* [INFORMATION GIVEN]
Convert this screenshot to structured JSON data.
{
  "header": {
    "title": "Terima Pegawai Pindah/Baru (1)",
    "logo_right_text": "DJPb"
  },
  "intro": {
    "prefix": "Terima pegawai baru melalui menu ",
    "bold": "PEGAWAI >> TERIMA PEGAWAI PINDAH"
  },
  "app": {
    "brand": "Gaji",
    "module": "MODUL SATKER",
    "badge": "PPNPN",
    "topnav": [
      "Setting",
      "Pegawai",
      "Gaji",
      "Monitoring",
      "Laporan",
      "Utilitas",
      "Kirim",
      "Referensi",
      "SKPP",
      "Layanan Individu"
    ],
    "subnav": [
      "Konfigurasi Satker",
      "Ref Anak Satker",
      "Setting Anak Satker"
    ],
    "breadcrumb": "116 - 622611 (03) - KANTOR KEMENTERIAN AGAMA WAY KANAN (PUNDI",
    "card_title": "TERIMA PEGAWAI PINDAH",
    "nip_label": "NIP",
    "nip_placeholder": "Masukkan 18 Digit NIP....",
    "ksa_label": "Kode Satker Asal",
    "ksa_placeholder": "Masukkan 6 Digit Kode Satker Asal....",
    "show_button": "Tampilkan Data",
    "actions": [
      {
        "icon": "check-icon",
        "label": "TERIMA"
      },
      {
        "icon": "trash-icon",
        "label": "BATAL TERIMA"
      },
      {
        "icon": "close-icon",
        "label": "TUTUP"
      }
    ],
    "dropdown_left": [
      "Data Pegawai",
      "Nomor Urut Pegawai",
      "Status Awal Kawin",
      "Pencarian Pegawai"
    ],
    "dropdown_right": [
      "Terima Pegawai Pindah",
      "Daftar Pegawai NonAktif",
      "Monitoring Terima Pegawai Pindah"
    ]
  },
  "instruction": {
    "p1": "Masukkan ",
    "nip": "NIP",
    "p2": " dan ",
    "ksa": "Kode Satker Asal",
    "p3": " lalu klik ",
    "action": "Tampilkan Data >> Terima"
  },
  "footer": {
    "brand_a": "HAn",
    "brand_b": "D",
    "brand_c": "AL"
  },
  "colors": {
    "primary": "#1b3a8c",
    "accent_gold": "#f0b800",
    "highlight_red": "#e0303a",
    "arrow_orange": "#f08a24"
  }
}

* [GOAL] From the listing above, return each line with the word "Monitoring".

* [EXERCISE OUTPUT]
      "Monitoring",
      "Monitoring Terima Pegawai Pindah"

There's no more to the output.